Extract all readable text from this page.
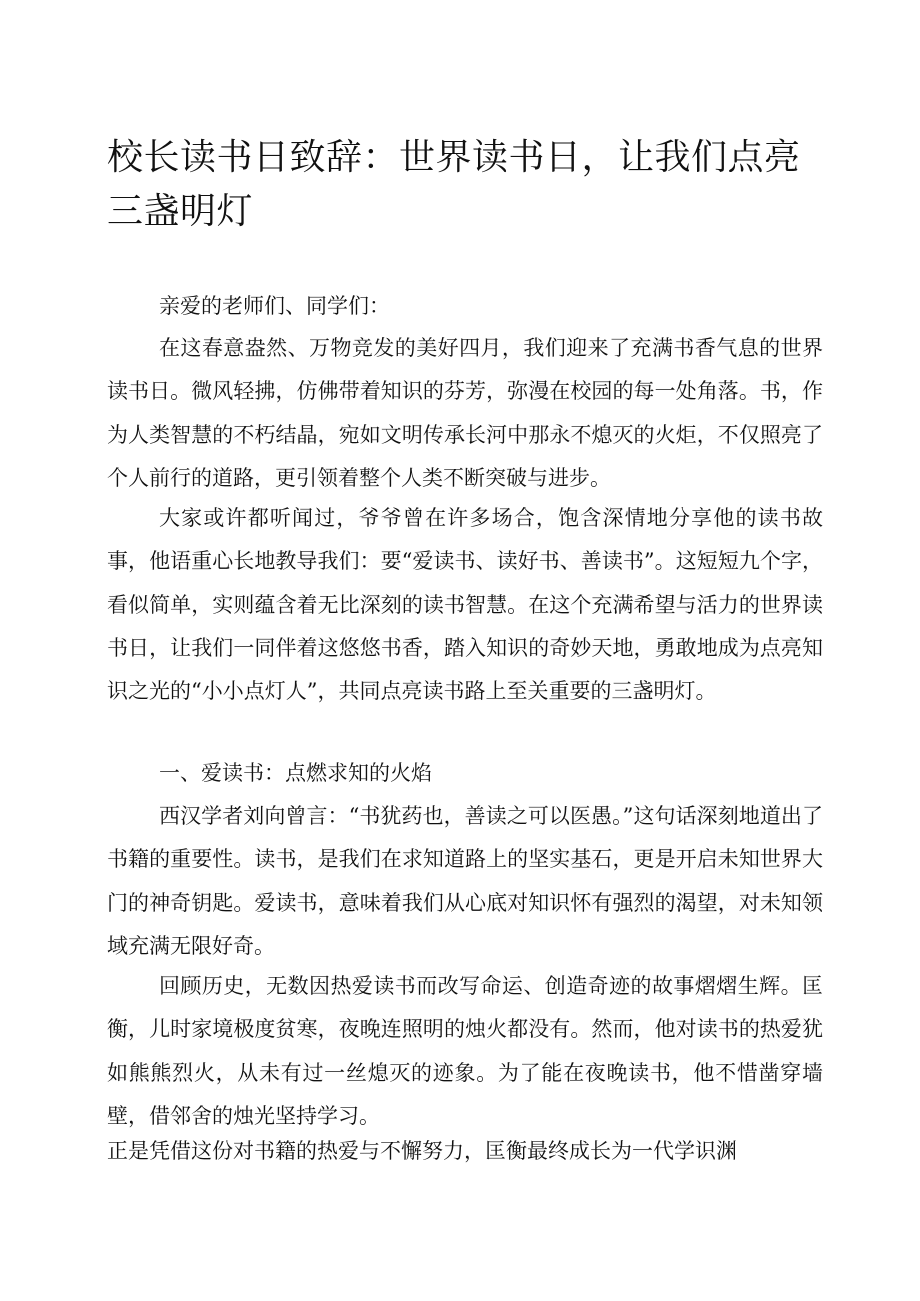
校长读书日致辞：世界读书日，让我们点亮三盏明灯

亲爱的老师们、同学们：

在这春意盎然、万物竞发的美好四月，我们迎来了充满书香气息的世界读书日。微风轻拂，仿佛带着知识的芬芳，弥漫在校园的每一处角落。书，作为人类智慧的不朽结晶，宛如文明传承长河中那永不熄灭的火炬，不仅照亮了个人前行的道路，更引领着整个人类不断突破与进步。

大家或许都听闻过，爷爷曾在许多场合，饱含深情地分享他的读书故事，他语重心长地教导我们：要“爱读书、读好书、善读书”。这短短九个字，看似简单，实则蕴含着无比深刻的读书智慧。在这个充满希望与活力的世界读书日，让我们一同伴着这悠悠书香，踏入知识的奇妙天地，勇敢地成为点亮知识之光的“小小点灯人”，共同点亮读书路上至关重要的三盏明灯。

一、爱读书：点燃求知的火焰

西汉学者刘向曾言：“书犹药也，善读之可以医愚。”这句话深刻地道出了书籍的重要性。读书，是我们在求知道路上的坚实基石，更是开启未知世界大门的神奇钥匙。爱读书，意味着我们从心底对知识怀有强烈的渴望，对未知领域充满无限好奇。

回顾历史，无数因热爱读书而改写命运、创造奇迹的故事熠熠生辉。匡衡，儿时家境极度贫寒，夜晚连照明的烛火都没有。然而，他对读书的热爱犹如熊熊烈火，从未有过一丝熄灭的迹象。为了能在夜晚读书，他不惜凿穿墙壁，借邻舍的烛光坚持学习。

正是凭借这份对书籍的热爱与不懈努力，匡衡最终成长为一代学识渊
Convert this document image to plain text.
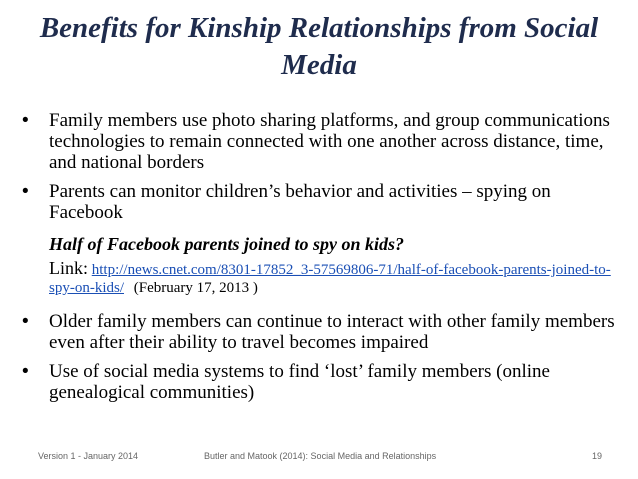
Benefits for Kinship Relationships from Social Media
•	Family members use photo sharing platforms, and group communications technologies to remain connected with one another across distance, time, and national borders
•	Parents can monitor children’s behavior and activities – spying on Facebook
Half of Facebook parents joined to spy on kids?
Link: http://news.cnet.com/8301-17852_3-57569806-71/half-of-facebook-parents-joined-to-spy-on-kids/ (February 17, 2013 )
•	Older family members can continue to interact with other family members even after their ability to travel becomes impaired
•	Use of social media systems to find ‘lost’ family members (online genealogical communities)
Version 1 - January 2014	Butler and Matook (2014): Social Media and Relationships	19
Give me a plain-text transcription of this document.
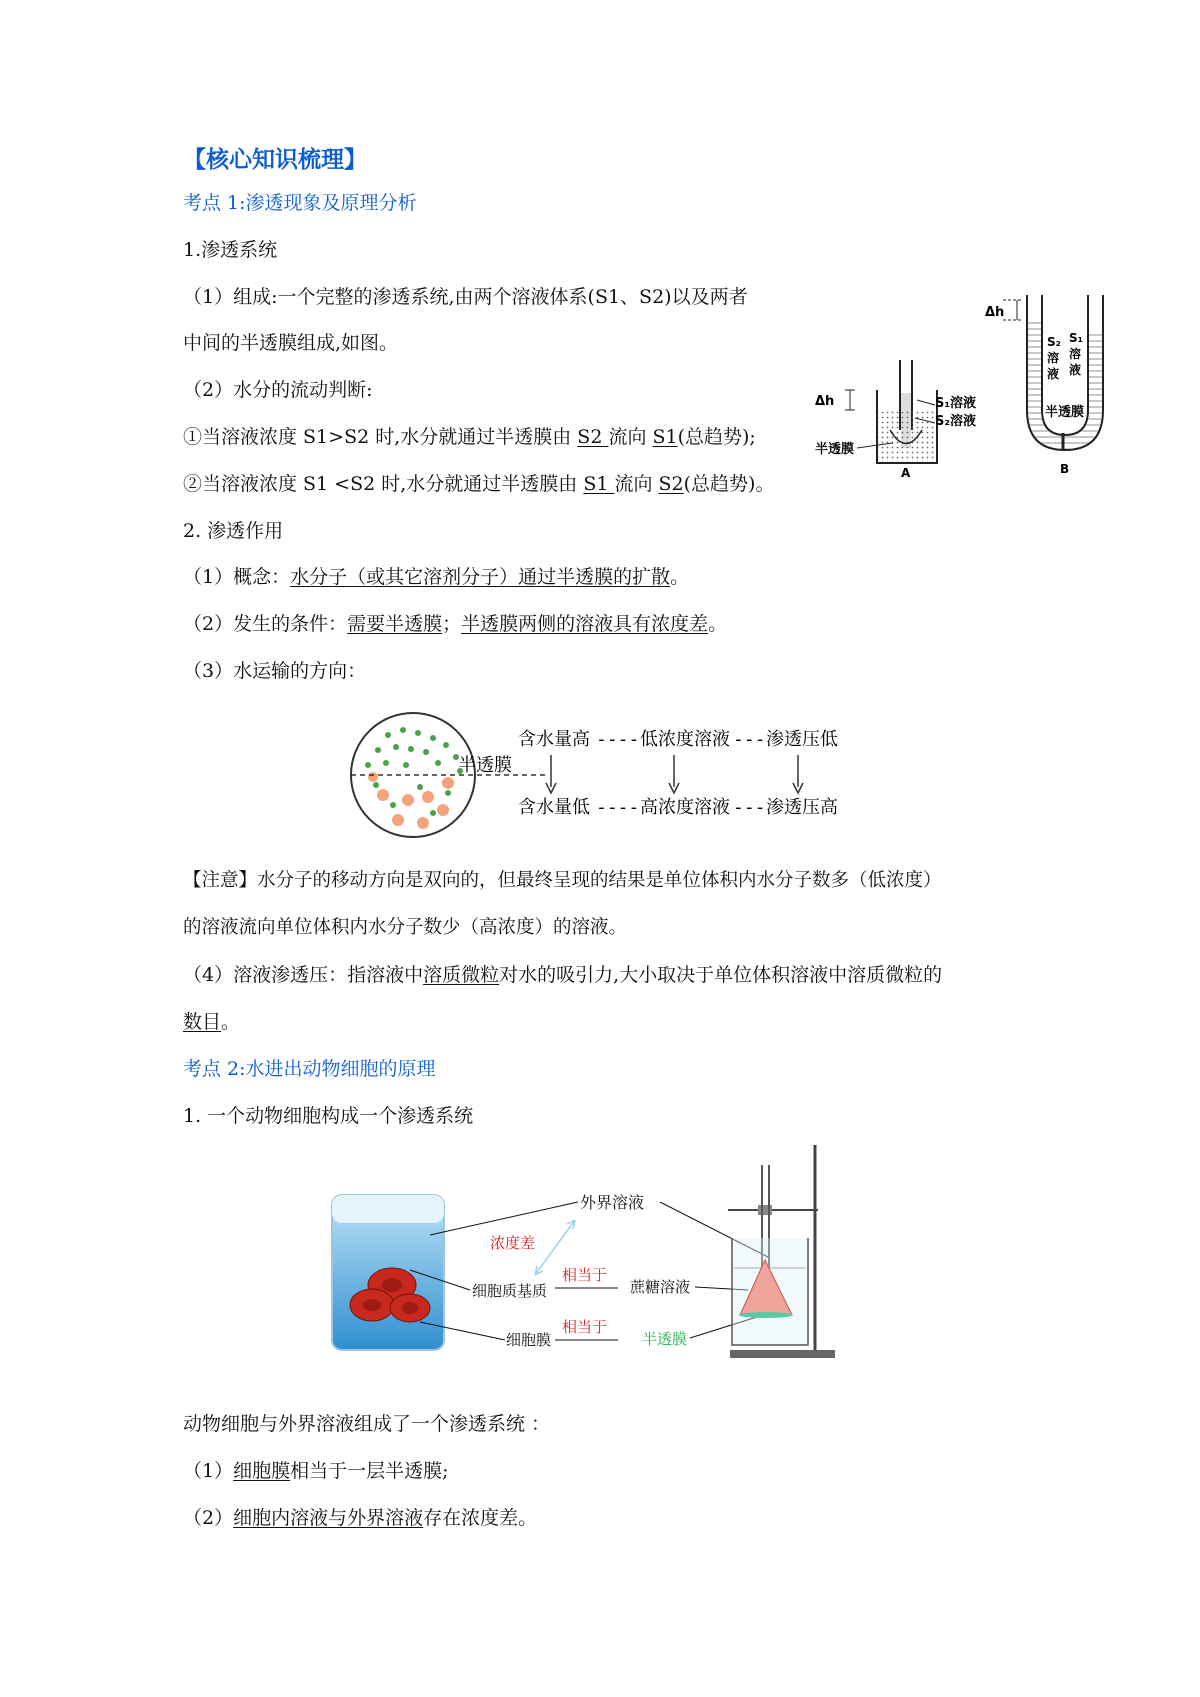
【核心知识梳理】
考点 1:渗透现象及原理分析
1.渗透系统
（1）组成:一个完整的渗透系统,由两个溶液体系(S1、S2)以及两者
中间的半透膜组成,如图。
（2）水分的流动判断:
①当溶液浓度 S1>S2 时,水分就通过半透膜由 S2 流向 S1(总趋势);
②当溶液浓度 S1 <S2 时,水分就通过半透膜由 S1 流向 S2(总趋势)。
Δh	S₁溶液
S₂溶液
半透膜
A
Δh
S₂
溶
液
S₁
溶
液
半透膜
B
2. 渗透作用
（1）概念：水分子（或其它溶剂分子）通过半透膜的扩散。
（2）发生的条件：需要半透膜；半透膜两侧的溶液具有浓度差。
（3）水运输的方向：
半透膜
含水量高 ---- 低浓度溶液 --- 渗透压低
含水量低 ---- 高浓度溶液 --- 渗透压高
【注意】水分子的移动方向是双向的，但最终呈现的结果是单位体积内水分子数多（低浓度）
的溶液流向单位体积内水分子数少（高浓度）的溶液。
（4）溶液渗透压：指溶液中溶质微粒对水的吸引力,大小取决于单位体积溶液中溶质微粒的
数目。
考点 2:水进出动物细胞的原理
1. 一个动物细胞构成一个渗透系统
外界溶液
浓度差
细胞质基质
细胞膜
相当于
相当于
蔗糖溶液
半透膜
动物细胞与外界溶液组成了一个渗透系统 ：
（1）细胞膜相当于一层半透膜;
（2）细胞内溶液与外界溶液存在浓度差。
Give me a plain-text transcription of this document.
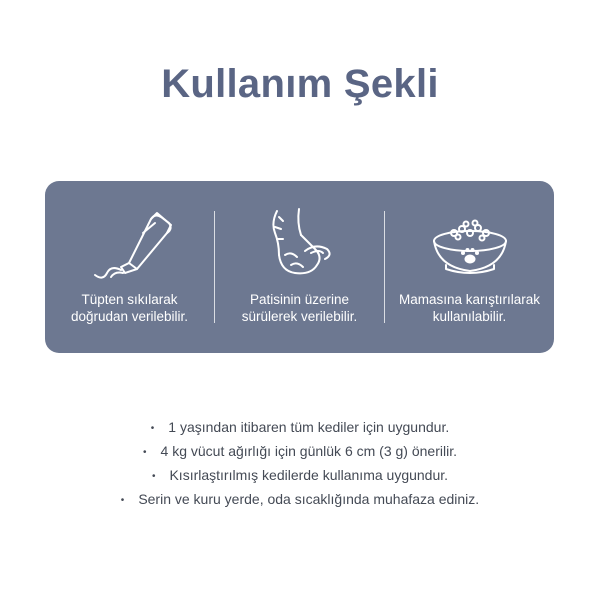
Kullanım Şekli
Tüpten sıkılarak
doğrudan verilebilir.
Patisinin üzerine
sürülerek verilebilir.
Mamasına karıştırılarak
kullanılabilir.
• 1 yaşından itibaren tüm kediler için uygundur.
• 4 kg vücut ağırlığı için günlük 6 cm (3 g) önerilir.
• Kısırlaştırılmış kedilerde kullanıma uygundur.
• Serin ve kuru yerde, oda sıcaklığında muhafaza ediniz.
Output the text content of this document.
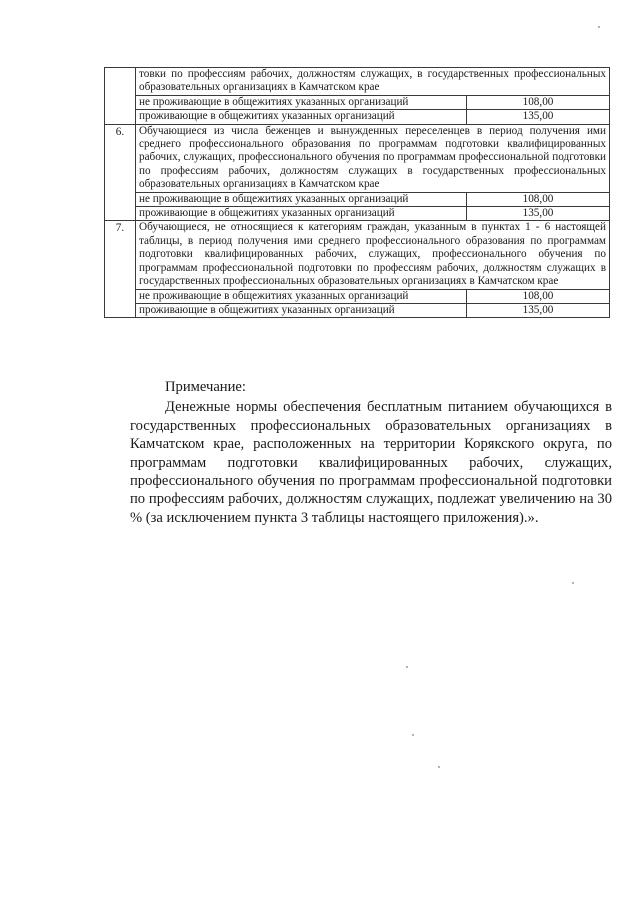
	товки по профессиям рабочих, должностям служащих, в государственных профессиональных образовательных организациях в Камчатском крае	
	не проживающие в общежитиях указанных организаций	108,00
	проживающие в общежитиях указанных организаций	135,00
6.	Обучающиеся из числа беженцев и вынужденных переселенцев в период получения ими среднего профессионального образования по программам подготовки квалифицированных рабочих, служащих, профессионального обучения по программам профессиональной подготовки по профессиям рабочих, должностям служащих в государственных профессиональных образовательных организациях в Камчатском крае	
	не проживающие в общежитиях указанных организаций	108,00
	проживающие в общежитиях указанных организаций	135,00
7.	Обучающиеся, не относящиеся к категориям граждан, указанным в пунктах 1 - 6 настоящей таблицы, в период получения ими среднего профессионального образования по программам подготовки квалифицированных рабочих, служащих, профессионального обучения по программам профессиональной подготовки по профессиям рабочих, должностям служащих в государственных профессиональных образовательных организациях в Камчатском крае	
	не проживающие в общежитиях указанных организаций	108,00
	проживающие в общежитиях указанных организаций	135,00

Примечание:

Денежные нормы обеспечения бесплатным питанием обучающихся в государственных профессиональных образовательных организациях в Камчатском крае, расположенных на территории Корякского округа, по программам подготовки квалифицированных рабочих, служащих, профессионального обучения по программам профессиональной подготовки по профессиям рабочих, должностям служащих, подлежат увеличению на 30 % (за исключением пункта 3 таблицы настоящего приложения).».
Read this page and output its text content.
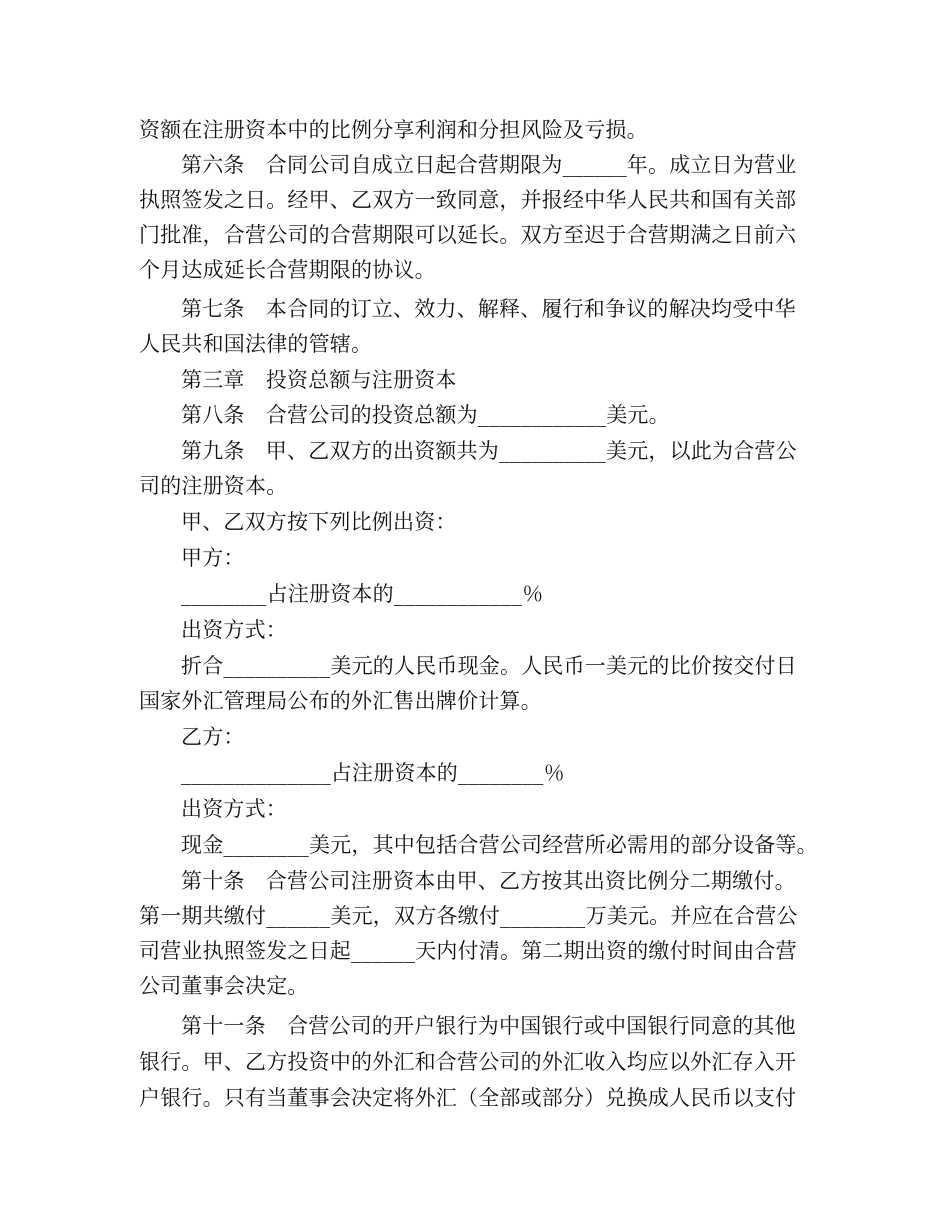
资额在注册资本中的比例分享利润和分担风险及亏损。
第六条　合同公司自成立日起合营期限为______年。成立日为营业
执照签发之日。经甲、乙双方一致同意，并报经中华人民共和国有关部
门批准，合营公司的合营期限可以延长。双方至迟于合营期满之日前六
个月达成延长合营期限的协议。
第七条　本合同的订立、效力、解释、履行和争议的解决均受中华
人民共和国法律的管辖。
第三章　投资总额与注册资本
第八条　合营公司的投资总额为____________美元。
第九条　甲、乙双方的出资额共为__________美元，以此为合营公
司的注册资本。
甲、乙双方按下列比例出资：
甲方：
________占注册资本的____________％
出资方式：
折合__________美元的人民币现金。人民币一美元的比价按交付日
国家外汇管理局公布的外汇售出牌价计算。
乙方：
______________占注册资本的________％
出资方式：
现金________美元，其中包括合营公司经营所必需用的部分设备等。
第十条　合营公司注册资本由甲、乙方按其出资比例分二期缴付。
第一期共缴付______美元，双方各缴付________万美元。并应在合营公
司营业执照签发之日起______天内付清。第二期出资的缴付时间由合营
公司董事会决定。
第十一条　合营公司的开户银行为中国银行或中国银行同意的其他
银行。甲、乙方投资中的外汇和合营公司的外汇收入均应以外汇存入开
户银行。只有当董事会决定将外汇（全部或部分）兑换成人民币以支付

+===+

• [Task to carry out]
Replicate the material above verbatim; images stay out of the copy.

• [Correct response]
Extract all readable text from this page.
校长读书日致辞：世界读书日，让我们点亮三盏明灯

亲爱的老师们、同学们：

在这春意盎然、万物竞发的美好四月，我们迎来了充满书香气息的世界读书日。微风轻拂，仿佛带着知识的芬芳，弥漫在校园的每一处角落。书，作为人类智慧的不朽结晶，宛如文明传承长河中那永不熄灭的火炬，不仅照亮了个人前行的道路，更引领着整个人类不断突破与进步。

大家或许都听闻过，爷爷曾在许多场合，饱含深情地分享他的读书故事，他语重心长地教导我们：要“爱读书、读好书、善读书”。这短短九个字，看似简单，实则蕴含着无比深刻的读书智慧。在这个充满希望与活力的世界读书日，让我们一同伴着这悠悠书香，踏入知识的奇妙天地，勇敢地成为点亮知识之光的“小小点灯人”，共同点亮读书路上至关重要的三盏明灯。

一、爱读书：点燃求知的火焰

西汉学者刘向曾言：“书犹药也，善读之可以医愚。”这句话深刻地道出了书籍的重要性。读书，是我们在求知道路上的坚实基石，更是开启未知世界大门的神奇钥匙。爱读书，意味着我们从心底对知识怀有强烈的渴望，对未知领域充满无限好奇。

回顾历史，无数因热爱读书而改写命运、创造奇迹的故事熠熠生辉。匡衡，儿时家境极度贫寒，夜晚连照明的烛火都没有。然而，他对读书的热爱犹如熊熊烈火，从未有过一丝熄灭的迹象。为了能在夜晚读书，他不惜凿穿墙壁，借邻舍的烛光坚持学习。

正是凭借这份对书籍的热爱与不懈努力，匡衡最终成长为一代学识渊
Convert this document image to plain text.
Benefits for Kinship Relationships from Social Media
•	Family members use photo sharing platforms, and group communications technologies to remain connected with one another across distance, time, and national borders
•	Parents can monitor children’s behavior and activities – spying on Facebook
Half of Facebook parents joined to spy on kids?
Link: http://news.cnet.com/8301-17852_3-57569806-71/half-of-facebook-parents-joined-to-spy-on-kids/ (February 17, 2013 )
•	Older family members can continue to interact with other family members even after their ability to travel becomes impaired
•	Use of social media systems to find ‘lost’ family members (online genealogical communities)
Version 1 - January 2014	Butler and Matook (2014): Social Media and Relationships	19
Give me a plain-text transcription of this document.
【核心知识梳理】
考点 1:渗透现象及原理分析
1.渗透系统
（1）组成:一个完整的渗透系统,由两个溶液体系(S1、S2)以及两者
中间的半透膜组成,如图。
（2）水分的流动判断:
①当溶液浓度 S1>S2 时,水分就通过半透膜由 S2 流向 S1(总趋势);
②当溶液浓度 S1 <S2 时,水分就通过半透膜由 S1 流向 S2(总趋势)。
Δh	S₁溶液
S₂溶液
半透膜
A
Δh
S₂
溶
液
S₁
溶
液
半透膜
B
2. 渗透作用
（1）概念：水分子（或其它溶剂分子）通过半透膜的扩散。
（2）发生的条件：需要半透膜；半透膜两侧的溶液具有浓度差。
（3）水运输的方向：
半透膜
含水量高 ---- 低浓度溶液 --- 渗透压低
含水量低 ---- 高浓度溶液 --- 渗透压高
【注意】水分子的移动方向是双向的，但最终呈现的结果是单位体积内水分子数多（低浓度）
的溶液流向单位体积内水分子数少（高浓度）的溶液。
（4）溶液渗透压：指溶液中溶质微粒对水的吸引力,大小取决于单位体积溶液中溶质微粒的
数目。
考点 2:水进出动物细胞的原理
1. 一个动物细胞构成一个渗透系统
外界溶液
浓度差
细胞质基质
细胞膜
相当于
相当于
蔗糖溶液
半透膜
动物细胞与外界溶液组成了一个渗透系统 ：
（1）细胞膜相当于一层半透膜;
（2）细胞内溶液与外界溶液存在浓度差。
Give me a plain-text transcription of this document.
Kullanım Şekli
Tüpten sıkılarak
doğrudan verilebilir.
Patisinin üzerine
sürülerek verilebilir.
Mamasına karıştırılarak
kullanılabilir.
• 1 yaşından itibaren tüm kediler için uygundur.
• 4 kg vücut ağırlığı için günlük 6 cm (3 g) önerilir.
• Kısırlaştırılmış kedilerde kullanıma uygundur.
• Serin ve kuru yerde, oda sıcaklığında muhafaza ediniz.
Output the text content of this document.
	товки по профессиям рабочих, должностям служащих, в государственных профессиональных образовательных организациях в Камчатском крае	
	не проживающие в общежитиях указанных организаций	108,00
	проживающие в общежитиях указанных организаций	135,00
6.	Обучающиеся из числа беженцев и вынужденных переселенцев в период получения ими среднего профессионального образования по программам подготовки квалифицированных рабочих, служащих, профессионального обучения по программам профессиональной подготовки по профессиям рабочих, должностям служащих в государственных профессиональных образовательных организациях в Камчатском крае	
	не проживающие в общежитиях указанных организаций	108,00
	проживающие в общежитиях указанных организаций	135,00
7.	Обучающиеся, не относящиеся к категориям граждан, указанным в пунктах 1 - 6 настоящей таблицы, в период получения ими среднего профессионального образования по программам подготовки квалифицированных рабочих, служащих, профессионального обучения по программам профессиональной подготовки по профессиям рабочих, должностям служащих в государственных профессиональных образовательных организациях в Камчатском крае	
	не проживающие в общежитиях указанных организаций	108,00
	проживающие в общежитиях указанных организаций	135,00

Примечание:

Денежные нормы обеспечения бесплатным питанием обучающихся в государственных профессиональных образовательных организациях в Камчатском крае, расположенных на территории Корякского округа, по программам подготовки квалифицированных рабочих, служащих, профессионального обучения по программам профессиональной подготовки по профессиям рабочих, должностям служащих, подлежат увеличению на 30 % (за исключением пункта 3 таблицы настоящего приложения).».
Read this page and output its text content.
资额在注册资本中的比例分享利润和分担风险及亏损。
第六条　合同公司自成立日起合营期限为______年。成立日为营业
执照签发之日。经甲、乙双方一致同意，并报经中华人民共和国有关部
门批准，合营公司的合营期限可以延长。双方至迟于合营期满之日前六
个月达成延长合营期限的协议。
第七条　本合同的订立、效力、解释、履行和争议的解决均受中华
人民共和国法律的管辖。
第三章　投资总额与注册资本
第八条　合营公司的投资总额为____________美元。
第九条　甲、乙双方的出资额共为__________美元，以此为合营公
司的注册资本。
甲、乙双方按下列比例出资：
甲方：
________占注册资本的____________％
出资方式：
折合__________美元的人民币现金。人民币一美元的比价按交付日
国家外汇管理局公布的外汇售出牌价计算。
乙方：
______________占注册资本的________％
出资方式：
现金________美元，其中包括合营公司经营所必需用的部分设备等。
第十条　合营公司注册资本由甲、乙方按其出资比例分二期缴付。
第一期共缴付______美元，双方各缴付________万美元。并应在合营公
司营业执照签发之日起______天内付清。第二期出资的缴付时间由合营
公司董事会决定。
第十一条　合营公司的开户银行为中国银行或中国银行同意的其他
银行。甲、乙方投资中的外汇和合营公司的外汇收入均应以外汇存入开
户银行。只有当董事会决定将外汇（全部或部分）兑换成人民币以支付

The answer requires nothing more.